* LISTED ENTRIES *

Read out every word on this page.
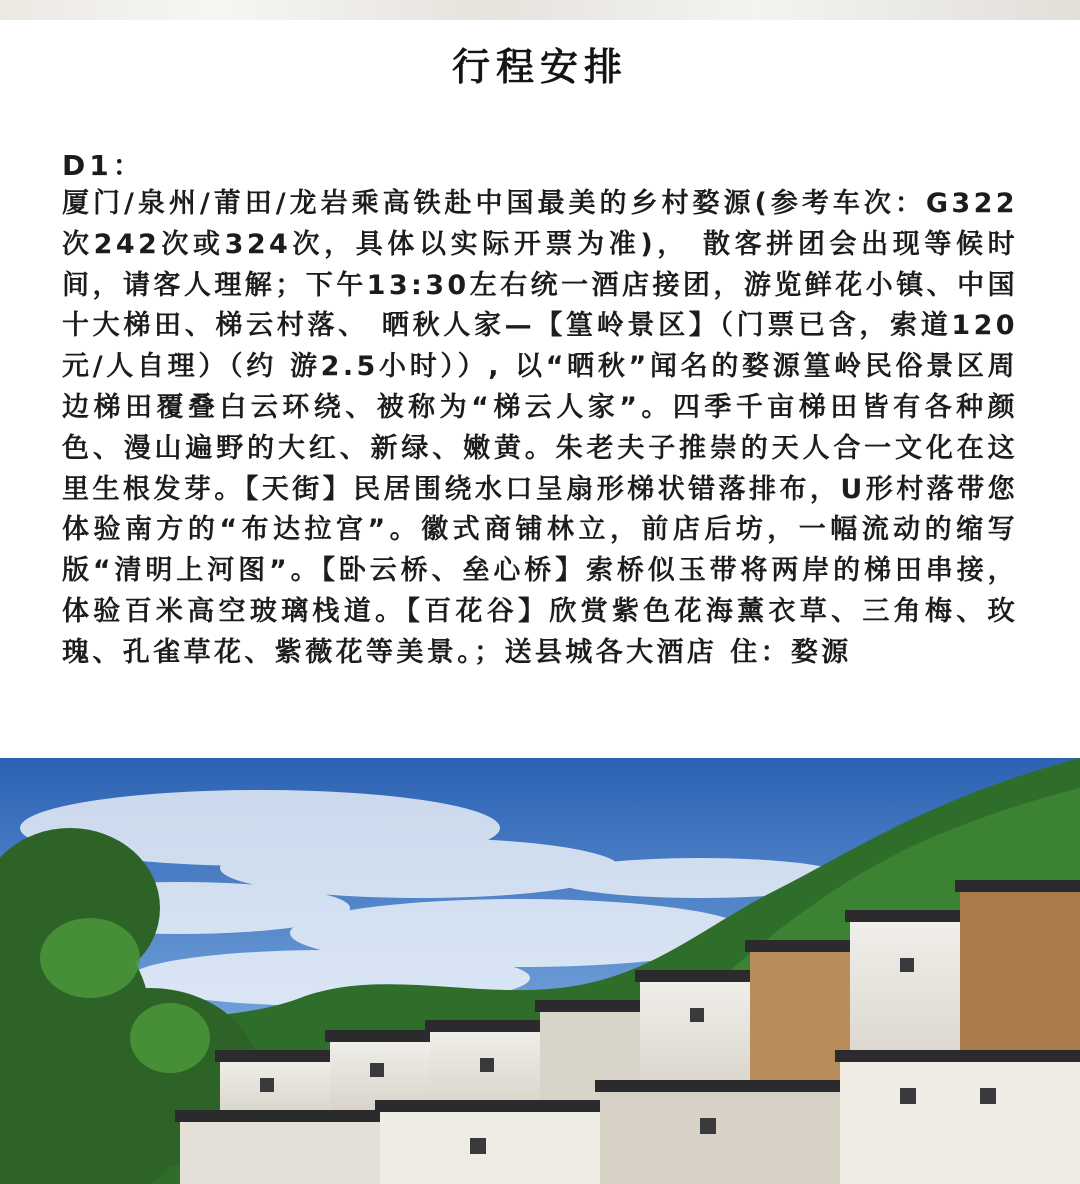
行程安排
D1：

厦门/泉州/莆田/龙岩乘高铁赴中国最美的乡村婺源(参考车次：G322次242次或324次，具体以实际开票为准)， 散客拼团会出现等候时间，请客人理解；下午13:30左右统一酒店接团，游览鲜花小镇、中国十大梯田、梯云村落、 晒秋人家—【篁岭景区】（门票已含，索道120元/人自理）（约 游2.5小时））, 以“晒秋”闻名的婺源篁岭民俗景区周边梯田覆叠白云环绕、被称为“梯云人家”。四季千亩梯田皆有各种颜色、漫山遍野的大红、新绿、嫩黄。朱老夫子推崇的天人合一文化在这里生根发芽。【天街】民居围绕水口呈扇形梯状错落排布，U形村落带您体验南方的“布达拉宫”。徽式商铺林立，前店后坊，一幅流动的缩写版“清明上河图”。【卧云桥、垒心桥】索桥似玉带将两岸的梯田串接，体验百米高空玻璃栈道。【百花谷】欣赏紫色花海薰衣草、三角梅、玫瑰、孔雀草花、紫薇花等美景。；送县城各大酒店 住：婺源
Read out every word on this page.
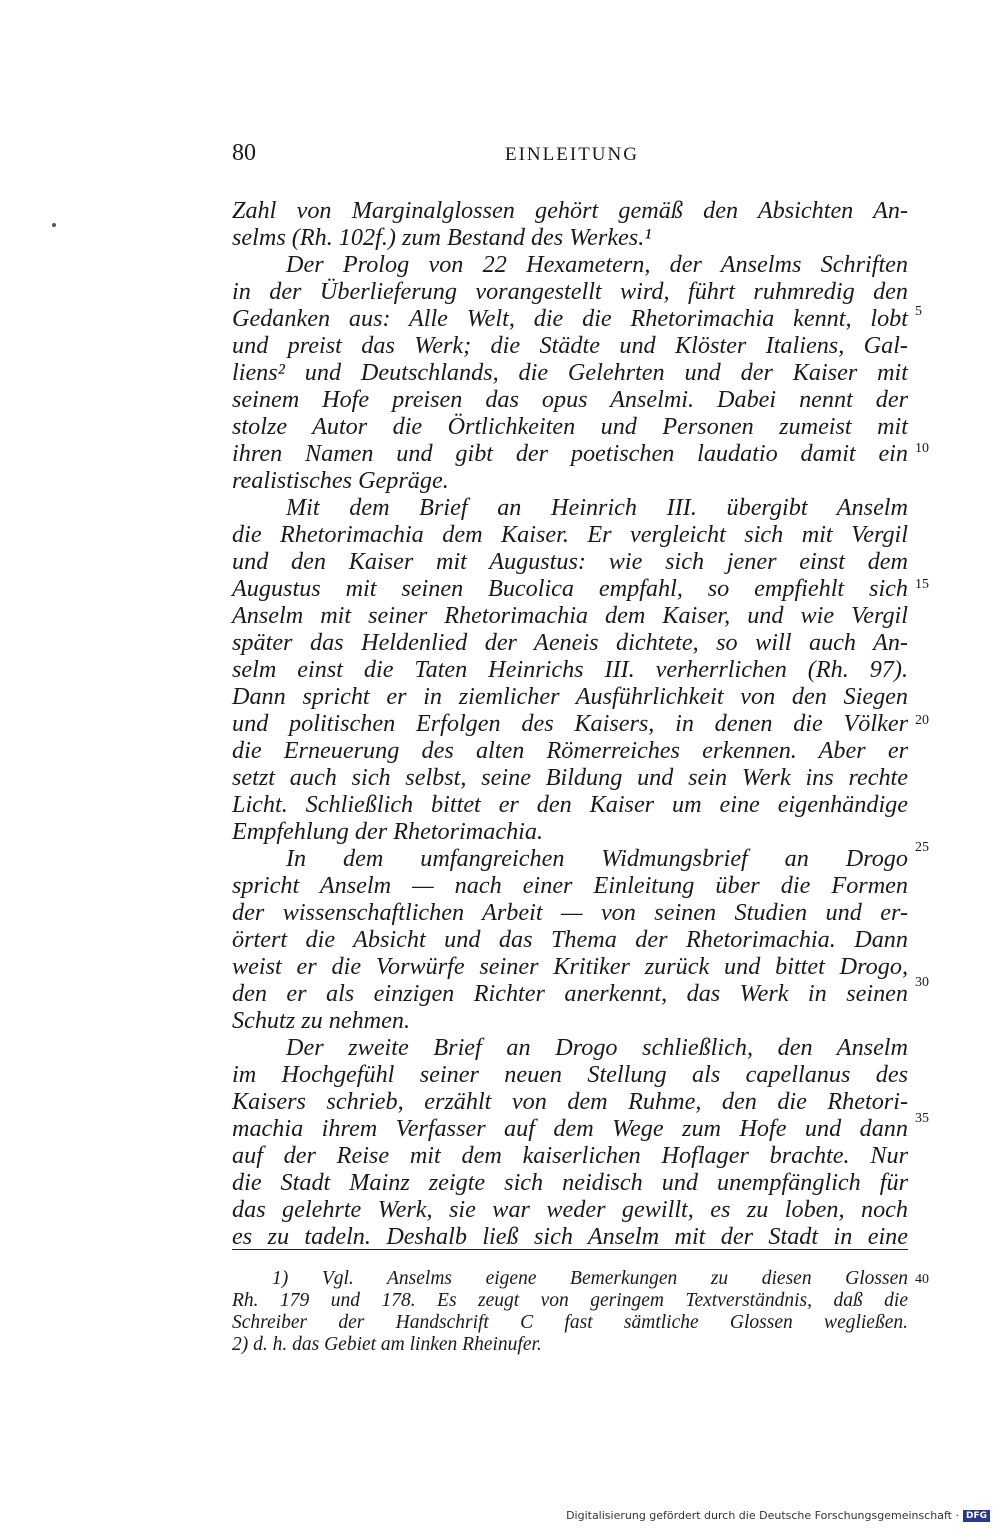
80	EINLEITUNG
Zahl von Marginalglossen gehört gemäß den Absichten An-
selms (Rh. 102f.) zum Bestand des Werkes.¹
Der Prolog von 22 Hexametern, der Anselms Schriften
in der Überlieferung vorangestellt wird, führt ruhmredig den
Gedanken aus: Alle Welt, die die Rhetorimachia kennt, lobt
und preist das Werk; die Städte und Klöster Italiens, Gal-
liens² und Deutschlands, die Gelehrten und der Kaiser mit
seinem Hofe preisen das opus Anselmi. Dabei nennt der
stolze Autor die Örtlichkeiten und Personen zumeist mit
ihren Namen und gibt der poetischen laudatio damit ein
realistisches Gepräge.
Mit dem Brief an Heinrich III. übergibt Anselm
die Rhetorimachia dem Kaiser. Er vergleicht sich mit Vergil
und den Kaiser mit Augustus: wie sich jener einst dem
Augustus mit seinen Bucolica empfahl, so empfiehlt sich
Anselm mit seiner Rhetorimachia dem Kaiser, und wie Vergil
später das Heldenlied der Aeneis dichtete, so will auch An-
selm einst die Taten Heinrichs III. verherrlichen (Rh. 97).
Dann spricht er in ziemlicher Ausführlichkeit von den Siegen
und politischen Erfolgen des Kaisers, in denen die Völker
die Erneuerung des alten Römerreiches erkennen. Aber er
setzt auch sich selbst, seine Bildung und sein Werk ins rechte
Licht. Schließlich bittet er den Kaiser um eine eigenhändige
Empfehlung der Rhetorimachia.
In dem umfangreichen Widmungsbrief an Drogo
spricht Anselm — nach einer Einleitung über die Formen
der wissenschaftlichen Arbeit — von seinen Studien und er-
örtert die Absicht und das Thema der Rhetorimachia. Dann
weist er die Vorwürfe seiner Kritiker zurück und bittet Drogo,
den er als einzigen Richter anerkennt, das Werk in seinen
Schutz zu nehmen.
Der zweite Brief an Drogo schließlich, den Anselm
im Hochgefühl seiner neuen Stellung als capellanus des
Kaisers schrieb, erzählt von dem Ruhme, den die Rhetori-
machia ihrem Verfasser auf dem Wege zum Hofe und dann
auf der Reise mit dem kaiserlichen Hoflager brachte. Nur
die Stadt Mainz zeigte sich neidisch und unempfänglich für
das gelehrte Werk, sie war weder gewillt, es zu loben, noch
es zu tadeln. Deshalb ließ sich Anselm mit der Stadt in eine
5
10
15
20
25
30
35
40
1) Vgl. Anselms eigene Bemerkungen zu diesen Glossen
Rh. 179 und 178. Es zeugt von geringem Textverständnis, daß die
Schreiber der Handschrift C fast sämtliche Glossen wegließen.
2) d. h. das Gebiet am linken Rheinufer.
Digitalisierung gefördert durch die Deutsche Forschungsgemeinschaft · DFG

* PROBLEM TO WORK ON *
Every entry should be returned exactly as written, minus the pictures.

* THE RESULT *
Read out every word on this page.
行程安排
D1：

厦门/泉州/莆田/龙岩乘高铁赴中国最美的乡村婺源(参考车次：G322次242次或324次，具体以实际开票为准)， 散客拼团会出现等候时间，请客人理解；下午13:30左右统一酒店接团，游览鲜花小镇、中国十大梯田、梯云村落、 晒秋人家—【篁岭景区】（门票已含，索道120元/人自理）（约 游2.5小时））, 以“晒秋”闻名的婺源篁岭民俗景区周边梯田覆叠白云环绕、被称为“梯云人家”。四季千亩梯田皆有各种颜色、漫山遍野的大红、新绿、嫩黄。朱老夫子推崇的天人合一文化在这里生根发芽。【天街】民居围绕水口呈扇形梯状错落排布，U形村落带您体验南方的“布达拉宫”。徽式商铺林立，前店后坊，一幅流动的缩写版“清明上河图”。【卧云桥、垒心桥】索桥似玉带将两岸的梯田串接，体验百米高空玻璃栈道。【百花谷】欣赏紫色花海薰衣草、三角梅、玫瑰、孔雀草花、紫薇花等美景。；送县城各大酒店 住：婺源
Read out every word on this page.
80	EINLEITUNG
Zahl von Marginalglossen gehört gemäß den Absichten An-
selms (Rh. 102f.) zum Bestand des Werkes.¹
Der Prolog von 22 Hexametern, der Anselms Schriften
in der Überlieferung vorangestellt wird, führt ruhmredig den
Gedanken aus: Alle Welt, die die Rhetorimachia kennt, lobt
und preist das Werk; die Städte und Klöster Italiens, Gal-
liens² und Deutschlands, die Gelehrten und der Kaiser mit
seinem Hofe preisen das opus Anselmi. Dabei nennt der
stolze Autor die Örtlichkeiten und Personen zumeist mit
ihren Namen und gibt der poetischen laudatio damit ein
realistisches Gepräge.
Mit dem Brief an Heinrich III. übergibt Anselm
die Rhetorimachia dem Kaiser. Er vergleicht sich mit Vergil
und den Kaiser mit Augustus: wie sich jener einst dem
Augustus mit seinen Bucolica empfahl, so empfiehlt sich
Anselm mit seiner Rhetorimachia dem Kaiser, und wie Vergil
später das Heldenlied der Aeneis dichtete, so will auch An-
selm einst die Taten Heinrichs III. verherrlichen (Rh. 97).
Dann spricht er in ziemlicher Ausführlichkeit von den Siegen
und politischen Erfolgen des Kaisers, in denen die Völker
die Erneuerung des alten Römerreiches erkennen. Aber er
setzt auch sich selbst, seine Bildung und sein Werk ins rechte
Licht. Schließlich bittet er den Kaiser um eine eigenhändige
Empfehlung der Rhetorimachia.
In dem umfangreichen Widmungsbrief an Drogo
spricht Anselm — nach einer Einleitung über die Formen
der wissenschaftlichen Arbeit — von seinen Studien und er-
örtert die Absicht und das Thema der Rhetorimachia. Dann
weist er die Vorwürfe seiner Kritiker zurück und bittet Drogo,
den er als einzigen Richter anerkennt, das Werk in seinen
Schutz zu nehmen.
Der zweite Brief an Drogo schließlich, den Anselm
im Hochgefühl seiner neuen Stellung als capellanus des
Kaisers schrieb, erzählt von dem Ruhme, den die Rhetori-
machia ihrem Verfasser auf dem Wege zum Hofe und dann
auf der Reise mit dem kaiserlichen Hoflager brachte. Nur
die Stadt Mainz zeigte sich neidisch und unempfänglich für
das gelehrte Werk, sie war weder gewillt, es zu loben, noch
es zu tadeln. Deshalb ließ sich Anselm mit der Stadt in eine
5
10
15
20
25
30
35
40
1) Vgl. Anselms eigene Bemerkungen zu diesen Glossen
Rh. 179 und 178. Es zeugt von geringem Textverständnis, daß die
Schreiber der Handschrift C fast sämtliche Glossen wegließen.
2) d. h. das Gebiet am linken Rheinufer.
Digitalisierung gefördert durch die Deutsche Forschungsgemeinschaft · DFG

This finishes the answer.